EXERCISE BRIEF: Print the entire listing. Each line must match the original exactly.

RECORDS SUPPLIED:
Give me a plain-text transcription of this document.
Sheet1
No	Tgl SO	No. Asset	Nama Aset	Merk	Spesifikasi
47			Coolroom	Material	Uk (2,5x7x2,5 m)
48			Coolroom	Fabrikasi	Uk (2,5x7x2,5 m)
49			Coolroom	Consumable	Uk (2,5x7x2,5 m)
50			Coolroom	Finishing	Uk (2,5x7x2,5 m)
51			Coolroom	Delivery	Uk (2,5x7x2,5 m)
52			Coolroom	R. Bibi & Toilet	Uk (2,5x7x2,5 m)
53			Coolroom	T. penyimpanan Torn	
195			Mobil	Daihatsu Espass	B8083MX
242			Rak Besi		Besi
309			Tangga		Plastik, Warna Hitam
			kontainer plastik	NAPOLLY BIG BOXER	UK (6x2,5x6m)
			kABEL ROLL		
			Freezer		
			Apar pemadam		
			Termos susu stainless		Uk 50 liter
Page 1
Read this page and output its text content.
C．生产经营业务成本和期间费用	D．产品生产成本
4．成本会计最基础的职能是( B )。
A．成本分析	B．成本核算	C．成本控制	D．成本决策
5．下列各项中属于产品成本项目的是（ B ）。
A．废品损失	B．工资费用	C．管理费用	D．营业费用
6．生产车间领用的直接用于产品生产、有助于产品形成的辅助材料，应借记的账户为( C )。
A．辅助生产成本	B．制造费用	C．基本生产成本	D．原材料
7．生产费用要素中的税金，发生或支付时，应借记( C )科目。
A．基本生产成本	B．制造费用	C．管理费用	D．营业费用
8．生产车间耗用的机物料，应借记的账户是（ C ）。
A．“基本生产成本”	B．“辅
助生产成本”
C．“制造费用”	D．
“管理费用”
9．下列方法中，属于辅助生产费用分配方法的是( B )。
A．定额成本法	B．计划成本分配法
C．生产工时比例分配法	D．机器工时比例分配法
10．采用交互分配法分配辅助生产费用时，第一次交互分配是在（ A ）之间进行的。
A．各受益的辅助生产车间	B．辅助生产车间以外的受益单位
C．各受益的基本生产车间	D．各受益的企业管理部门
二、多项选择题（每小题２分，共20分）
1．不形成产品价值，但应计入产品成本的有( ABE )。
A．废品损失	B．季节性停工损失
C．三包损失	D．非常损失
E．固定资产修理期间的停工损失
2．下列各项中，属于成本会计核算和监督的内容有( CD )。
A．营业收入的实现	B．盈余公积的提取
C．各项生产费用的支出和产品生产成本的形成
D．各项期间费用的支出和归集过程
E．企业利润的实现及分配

PROBLEM SOLUTION:
Give me a plain-text transcription of this document.
Sheet1
No	Tgl SO	No. Asset	Nama Aset	Merk	Spesifikasi
47			Coolroom	Material	Uk (2,5x7x2,5 m)
48			Coolroom	Fabrikasi	Uk (2,5x7x2,5 m)
49			Coolroom	Consumable	Uk (2,5x7x2,5 m)
50			Coolroom	Finishing	Uk (2,5x7x2,5 m)
51			Coolroom	Delivery	Uk (2,5x7x2,5 m)
52			Coolroom	R. Bibi & Toilet	Uk (2,5x7x2,5 m)
53			Coolroom	T. penyimpanan Torn	
195			Mobil	Daihatsu Espass	B8083MX
242			Rak Besi		Besi
309			Tangga		Plastik, Warna Hitam
			kontainer plastik	NAPOLLY BIG BOXER	UK (6x2,5x6m)
			kABEL ROLL		
			Freezer		
			Apar pemadam		
			Termos susu stainless		Uk 50 liter
Page 1
Read this page and output its text content.
C．生产经营业务成本和期间费用	D．产品生产成本
4．成本会计最基础的职能是( B )。
A．成本分析	B．成本核算	C．成本控制	D．成本决策
5．下列各项中属于产品成本项目的是（ B ）。
A．废品损失	B．工资费用	C．管理费用	D．营业费用
6．生产车间领用的直接用于产品生产、有助于产品形成的辅助材料，应借记的账户为( C )。
A．辅助生产成本	B．制造费用	C．基本生产成本	D．原材料
7．生产费用要素中的税金，发生或支付时，应借记( C )科目。
A．基本生产成本	B．制造费用	C．管理费用	D．营业费用
8．生产车间耗用的机物料，应借记的账户是（ C ）。
A．“基本生产成本”	B．“辅
助生产成本”
C．“制造费用”	D．
“管理费用”
9．下列方法中，属于辅助生产费用分配方法的是( B )。
A．定额成本法	B．计划成本分配法
C．生产工时比例分配法	D．机器工时比例分配法
10．采用交互分配法分配辅助生产费用时，第一次交互分配是在（ A ）之间进行的。
A．各受益的辅助生产车间	B．辅助生产车间以外的受益单位
C．各受益的基本生产车间	D．各受益的企业管理部门
二、多项选择题（每小题２分，共20分）
1．不形成产品价值，但应计入产品成本的有( ABE )。
A．废品损失	B．季节性停工损失
C．三包损失	D．非常损失
E．固定资产修理期间的停工损失
2．下列各项中，属于成本会计核算和监督的内容有( CD )。
A．营业收入的实现	B．盈余公积的提取
C．各项生产费用的支出和产品生产成本的形成
D．各项期间费用的支出和归集过程
E．企业利润的实现及分配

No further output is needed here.